__Short task__
Extract the lines that hold the string "slope".

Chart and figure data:
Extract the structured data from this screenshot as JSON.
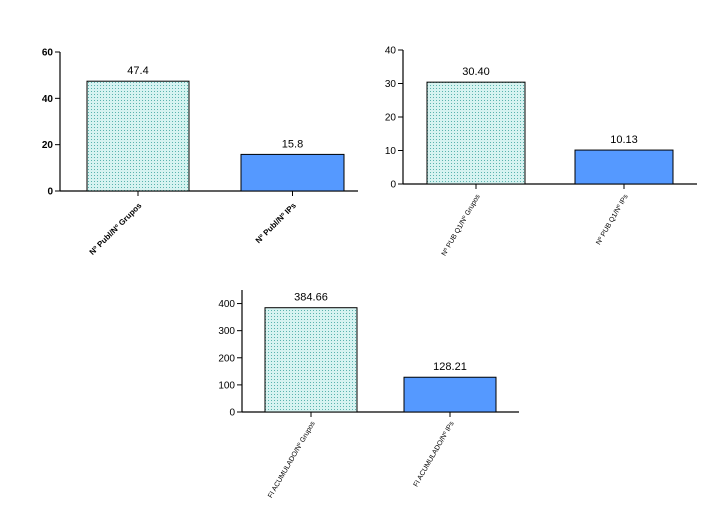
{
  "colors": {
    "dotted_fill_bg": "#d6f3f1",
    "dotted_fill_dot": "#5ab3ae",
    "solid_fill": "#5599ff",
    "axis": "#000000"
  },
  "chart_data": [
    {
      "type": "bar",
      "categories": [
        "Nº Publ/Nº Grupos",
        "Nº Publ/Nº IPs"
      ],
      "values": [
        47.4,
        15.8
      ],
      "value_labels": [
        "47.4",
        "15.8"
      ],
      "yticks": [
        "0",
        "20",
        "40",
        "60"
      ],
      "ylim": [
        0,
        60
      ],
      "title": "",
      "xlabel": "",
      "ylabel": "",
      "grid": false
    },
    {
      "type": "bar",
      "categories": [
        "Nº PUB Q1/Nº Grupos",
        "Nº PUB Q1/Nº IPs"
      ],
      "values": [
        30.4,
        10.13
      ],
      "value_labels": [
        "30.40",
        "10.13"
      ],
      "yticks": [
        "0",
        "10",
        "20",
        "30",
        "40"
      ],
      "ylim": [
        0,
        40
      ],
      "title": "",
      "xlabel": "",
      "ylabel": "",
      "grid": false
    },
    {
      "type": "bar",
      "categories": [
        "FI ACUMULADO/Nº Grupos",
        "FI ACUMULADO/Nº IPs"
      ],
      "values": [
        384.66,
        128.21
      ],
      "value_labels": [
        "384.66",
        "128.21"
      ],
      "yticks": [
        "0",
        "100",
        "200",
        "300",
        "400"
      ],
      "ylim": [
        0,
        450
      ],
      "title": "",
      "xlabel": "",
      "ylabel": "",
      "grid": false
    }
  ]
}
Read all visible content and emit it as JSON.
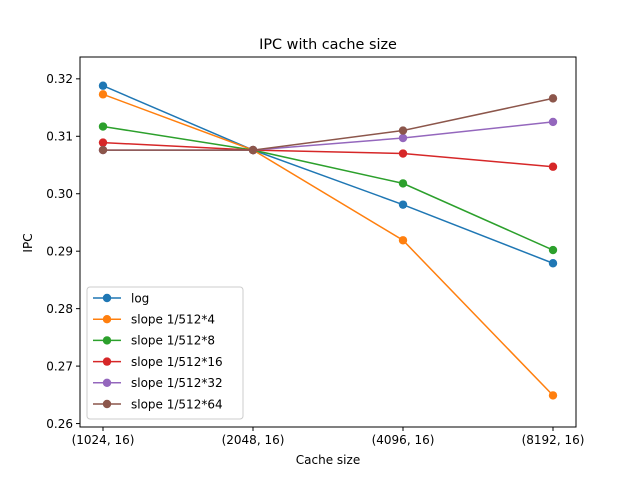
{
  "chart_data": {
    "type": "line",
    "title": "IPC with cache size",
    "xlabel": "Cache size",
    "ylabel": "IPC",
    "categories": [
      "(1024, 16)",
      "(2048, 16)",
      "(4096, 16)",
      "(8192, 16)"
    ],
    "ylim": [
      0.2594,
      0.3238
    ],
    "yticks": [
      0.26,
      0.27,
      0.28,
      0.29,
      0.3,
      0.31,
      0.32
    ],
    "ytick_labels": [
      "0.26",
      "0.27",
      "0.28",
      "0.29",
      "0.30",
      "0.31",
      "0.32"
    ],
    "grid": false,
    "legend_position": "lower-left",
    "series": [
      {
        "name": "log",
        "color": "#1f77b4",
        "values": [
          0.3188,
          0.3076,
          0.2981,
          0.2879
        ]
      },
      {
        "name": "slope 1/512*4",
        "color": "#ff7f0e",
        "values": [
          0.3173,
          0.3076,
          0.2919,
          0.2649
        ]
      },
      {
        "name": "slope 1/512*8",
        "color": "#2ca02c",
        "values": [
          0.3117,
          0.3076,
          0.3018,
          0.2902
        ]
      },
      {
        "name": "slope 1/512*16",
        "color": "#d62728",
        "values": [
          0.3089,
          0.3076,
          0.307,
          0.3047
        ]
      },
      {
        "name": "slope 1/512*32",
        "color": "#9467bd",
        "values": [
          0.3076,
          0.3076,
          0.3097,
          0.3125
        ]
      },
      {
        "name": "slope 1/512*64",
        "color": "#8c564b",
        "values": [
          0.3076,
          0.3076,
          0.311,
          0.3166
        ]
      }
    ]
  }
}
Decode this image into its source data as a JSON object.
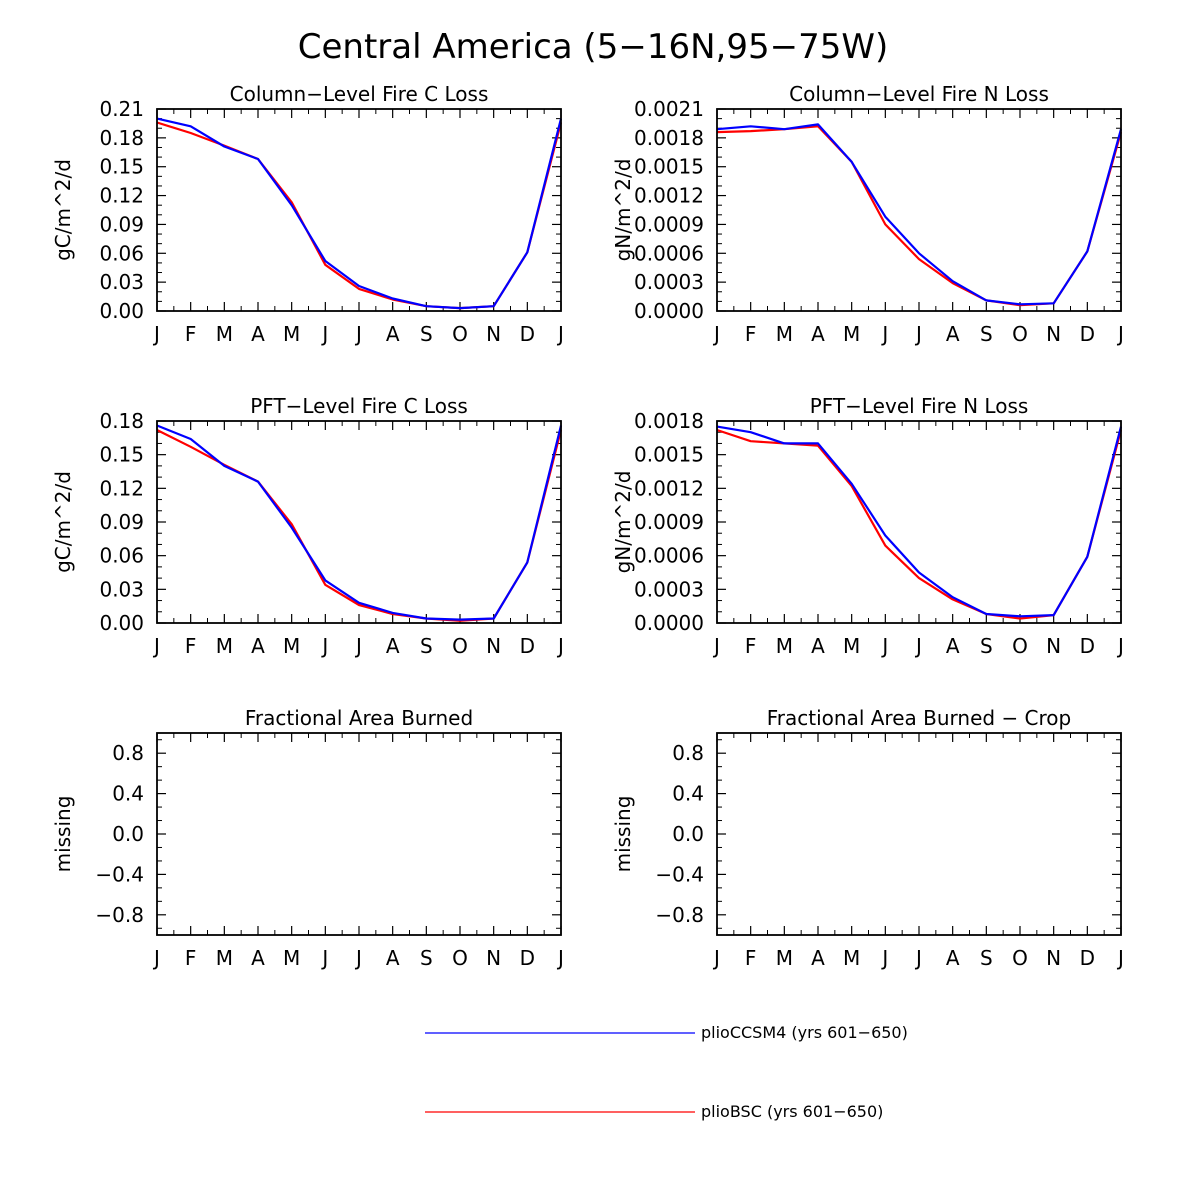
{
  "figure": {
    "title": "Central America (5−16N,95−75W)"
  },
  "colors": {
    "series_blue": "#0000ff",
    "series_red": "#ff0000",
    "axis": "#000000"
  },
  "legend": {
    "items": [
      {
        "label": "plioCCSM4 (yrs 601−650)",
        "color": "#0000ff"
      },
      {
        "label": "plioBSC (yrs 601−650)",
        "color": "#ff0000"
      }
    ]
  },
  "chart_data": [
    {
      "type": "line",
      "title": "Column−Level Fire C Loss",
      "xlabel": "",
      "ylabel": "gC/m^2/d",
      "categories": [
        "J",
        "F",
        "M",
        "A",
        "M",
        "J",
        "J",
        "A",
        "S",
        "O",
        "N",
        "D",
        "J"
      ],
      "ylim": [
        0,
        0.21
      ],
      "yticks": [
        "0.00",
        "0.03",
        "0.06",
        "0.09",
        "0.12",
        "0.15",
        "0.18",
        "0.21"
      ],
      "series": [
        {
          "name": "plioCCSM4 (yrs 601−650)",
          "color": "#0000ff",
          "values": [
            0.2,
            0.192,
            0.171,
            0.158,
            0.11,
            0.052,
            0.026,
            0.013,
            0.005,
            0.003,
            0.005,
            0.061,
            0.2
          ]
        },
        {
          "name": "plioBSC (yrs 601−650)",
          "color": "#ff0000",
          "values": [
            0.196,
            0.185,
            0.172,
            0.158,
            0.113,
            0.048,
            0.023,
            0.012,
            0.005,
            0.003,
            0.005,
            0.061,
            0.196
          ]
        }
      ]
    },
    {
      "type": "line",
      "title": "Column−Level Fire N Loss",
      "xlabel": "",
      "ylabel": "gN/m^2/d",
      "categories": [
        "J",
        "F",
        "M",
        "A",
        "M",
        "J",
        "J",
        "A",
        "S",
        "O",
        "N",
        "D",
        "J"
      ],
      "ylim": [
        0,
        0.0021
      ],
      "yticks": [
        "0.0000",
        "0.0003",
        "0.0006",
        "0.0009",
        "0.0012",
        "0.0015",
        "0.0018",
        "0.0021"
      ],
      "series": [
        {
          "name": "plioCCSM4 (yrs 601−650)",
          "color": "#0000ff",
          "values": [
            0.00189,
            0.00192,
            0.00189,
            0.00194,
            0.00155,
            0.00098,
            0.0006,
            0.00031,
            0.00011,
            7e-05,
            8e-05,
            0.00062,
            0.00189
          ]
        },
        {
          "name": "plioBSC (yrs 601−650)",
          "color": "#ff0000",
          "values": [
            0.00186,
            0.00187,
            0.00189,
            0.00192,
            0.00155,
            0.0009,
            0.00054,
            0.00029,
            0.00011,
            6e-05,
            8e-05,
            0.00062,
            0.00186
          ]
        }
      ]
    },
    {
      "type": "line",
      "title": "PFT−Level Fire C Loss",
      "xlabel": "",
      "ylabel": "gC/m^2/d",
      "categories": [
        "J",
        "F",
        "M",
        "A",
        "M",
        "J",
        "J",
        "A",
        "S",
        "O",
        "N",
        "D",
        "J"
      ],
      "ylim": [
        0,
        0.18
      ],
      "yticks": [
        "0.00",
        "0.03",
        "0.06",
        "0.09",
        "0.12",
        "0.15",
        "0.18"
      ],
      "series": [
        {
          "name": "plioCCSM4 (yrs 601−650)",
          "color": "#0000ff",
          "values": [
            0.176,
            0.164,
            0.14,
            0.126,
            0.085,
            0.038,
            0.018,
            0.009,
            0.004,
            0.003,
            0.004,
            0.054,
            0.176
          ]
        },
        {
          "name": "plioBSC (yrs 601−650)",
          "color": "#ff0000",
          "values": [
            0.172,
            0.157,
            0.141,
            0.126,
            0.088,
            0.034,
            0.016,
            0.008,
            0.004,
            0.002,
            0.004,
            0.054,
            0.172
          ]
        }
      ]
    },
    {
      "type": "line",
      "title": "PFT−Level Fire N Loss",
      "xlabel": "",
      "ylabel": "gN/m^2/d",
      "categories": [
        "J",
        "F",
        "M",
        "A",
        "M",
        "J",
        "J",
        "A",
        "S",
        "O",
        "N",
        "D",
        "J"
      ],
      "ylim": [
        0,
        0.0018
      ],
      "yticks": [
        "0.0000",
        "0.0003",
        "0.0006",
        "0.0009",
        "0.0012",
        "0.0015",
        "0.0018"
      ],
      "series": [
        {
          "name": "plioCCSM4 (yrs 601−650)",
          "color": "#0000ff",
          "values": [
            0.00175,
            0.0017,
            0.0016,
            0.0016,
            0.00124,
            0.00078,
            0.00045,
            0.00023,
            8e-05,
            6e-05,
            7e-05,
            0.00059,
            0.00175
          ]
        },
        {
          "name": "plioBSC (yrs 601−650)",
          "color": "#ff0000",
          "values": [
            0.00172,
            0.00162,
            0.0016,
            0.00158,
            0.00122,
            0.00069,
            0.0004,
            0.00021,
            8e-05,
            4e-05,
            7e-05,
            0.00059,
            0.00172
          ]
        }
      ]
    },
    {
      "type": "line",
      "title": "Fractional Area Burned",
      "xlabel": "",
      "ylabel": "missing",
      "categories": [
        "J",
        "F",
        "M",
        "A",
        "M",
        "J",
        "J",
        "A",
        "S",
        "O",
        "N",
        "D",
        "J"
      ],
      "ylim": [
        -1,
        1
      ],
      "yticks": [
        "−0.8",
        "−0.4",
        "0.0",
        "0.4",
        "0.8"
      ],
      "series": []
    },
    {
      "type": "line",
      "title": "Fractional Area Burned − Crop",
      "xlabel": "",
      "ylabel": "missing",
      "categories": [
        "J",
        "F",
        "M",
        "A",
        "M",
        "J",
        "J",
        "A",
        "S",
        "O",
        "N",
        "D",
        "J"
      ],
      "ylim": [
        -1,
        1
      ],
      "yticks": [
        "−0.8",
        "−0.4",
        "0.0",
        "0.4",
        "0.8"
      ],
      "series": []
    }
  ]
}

__Solved problem__
        "name": "slope 1/512*4",
        "name": "slope 1/512*8",
        "name": "slope 1/512*16",
        "name": "slope 1/512*32",
        "name": "slope 1/512*64",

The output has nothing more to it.